> [SUPPLIED ENTRIES]:
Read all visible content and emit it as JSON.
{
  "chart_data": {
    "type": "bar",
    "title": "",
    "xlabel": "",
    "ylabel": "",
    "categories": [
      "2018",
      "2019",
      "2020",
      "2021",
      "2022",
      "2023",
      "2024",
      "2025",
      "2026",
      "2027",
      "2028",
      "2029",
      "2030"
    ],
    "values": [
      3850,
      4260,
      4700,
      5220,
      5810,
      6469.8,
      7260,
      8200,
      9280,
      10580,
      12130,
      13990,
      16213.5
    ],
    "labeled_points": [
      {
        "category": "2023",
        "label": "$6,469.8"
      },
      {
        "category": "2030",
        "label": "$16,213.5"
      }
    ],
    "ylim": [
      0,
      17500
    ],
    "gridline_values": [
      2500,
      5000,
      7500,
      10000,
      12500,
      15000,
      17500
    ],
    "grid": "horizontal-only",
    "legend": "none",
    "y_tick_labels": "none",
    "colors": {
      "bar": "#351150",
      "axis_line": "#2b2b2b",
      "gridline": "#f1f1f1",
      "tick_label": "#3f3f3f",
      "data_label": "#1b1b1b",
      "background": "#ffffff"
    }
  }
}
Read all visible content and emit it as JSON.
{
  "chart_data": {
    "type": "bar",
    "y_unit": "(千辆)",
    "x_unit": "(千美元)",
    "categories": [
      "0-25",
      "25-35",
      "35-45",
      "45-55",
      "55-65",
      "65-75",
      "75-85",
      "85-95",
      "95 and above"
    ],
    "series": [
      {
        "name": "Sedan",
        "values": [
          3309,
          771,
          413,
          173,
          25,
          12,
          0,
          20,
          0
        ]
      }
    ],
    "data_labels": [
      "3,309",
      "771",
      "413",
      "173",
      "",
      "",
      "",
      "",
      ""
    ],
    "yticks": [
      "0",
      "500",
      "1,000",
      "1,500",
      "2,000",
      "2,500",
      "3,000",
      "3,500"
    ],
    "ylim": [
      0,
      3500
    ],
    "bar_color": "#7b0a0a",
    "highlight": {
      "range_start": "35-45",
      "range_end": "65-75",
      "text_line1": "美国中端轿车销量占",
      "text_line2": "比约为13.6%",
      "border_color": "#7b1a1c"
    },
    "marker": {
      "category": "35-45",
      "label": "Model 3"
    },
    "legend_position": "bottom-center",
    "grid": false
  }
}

> [TASK]:
From the records above, extract each line exactly as shown.

> [TASK SOLUTION]:
Read all visible content and emit it as JSON.
{
  "chart_data": {
    "type": "bar",
    "title": "",
    "xlabel": "",
    "ylabel": "",
    "categories": [
      "2018",
      "2019",
      "2020",
      "2021",
      "2022",
      "2023",
      "2024",
      "2025",
      "2026",
      "2027",
      "2028",
      "2029",
      "2030"
    ],
    "values": [
      3850,
      4260,
      4700,
      5220,
      5810,
      6469.8,
      7260,
      8200,
      9280,
      10580,
      12130,
      13990,
      16213.5
    ],
    "labeled_points": [
      {
        "category": "2023",
        "label": "$6,469.8"
      },
      {
        "category": "2030",
        "label": "$16,213.5"
      }
    ],
    "ylim": [
      0,
      17500
    ],
    "gridline_values": [
      2500,
      5000,
      7500,
      10000,
      12500,
      15000,
      17500
    ],
    "grid": "horizontal-only",
    "legend": "none",
    "y_tick_labels": "none",
    "colors": {
      "bar": "#351150",
      "axis_line": "#2b2b2b",
      "gridline": "#f1f1f1",
      "tick_label": "#3f3f3f",
      "data_label": "#1b1b1b",
      "background": "#ffffff"
    }
  }
}
Read all visible content and emit it as JSON.
{
  "chart_data": {
    "type": "bar",
    "y_unit": "(千辆)",
    "x_unit": "(千美元)",
    "categories": [
      "0-25",
      "25-35",
      "35-45",
      "45-55",
      "55-65",
      "65-75",
      "75-85",
      "85-95",
      "95 and above"
    ],
    "series": [
      {
        "name": "Sedan",
        "values": [
          3309,
          771,
          413,
          173,
          25,
          12,
          0,
          20,
          0
        ]
      }
    ],
    "data_labels": [
      "3,309",
      "771",
      "413",
      "173",
      "",
      "",
      "",
      "",
      ""
    ],
    "yticks": [
      "0",
      "500",
      "1,000",
      "1,500",
      "2,000",
      "2,500",
      "3,000",
      "3,500"
    ],
    "ylim": [
      0,
      3500
    ],
    "bar_color": "#7b0a0a",
    "highlight": {
      "range_start": "35-45",
      "range_end": "65-75",
      "text_line1": "美国中端轿车销量占",
      "text_line2": "比约为13.6%",
      "border_color": "#7b1a1c"
    },
    "marker": {
      "category": "35-45",
      "label": "Model 3"
    },
    "legend_position": "bottom-center",
    "grid": false
  }
}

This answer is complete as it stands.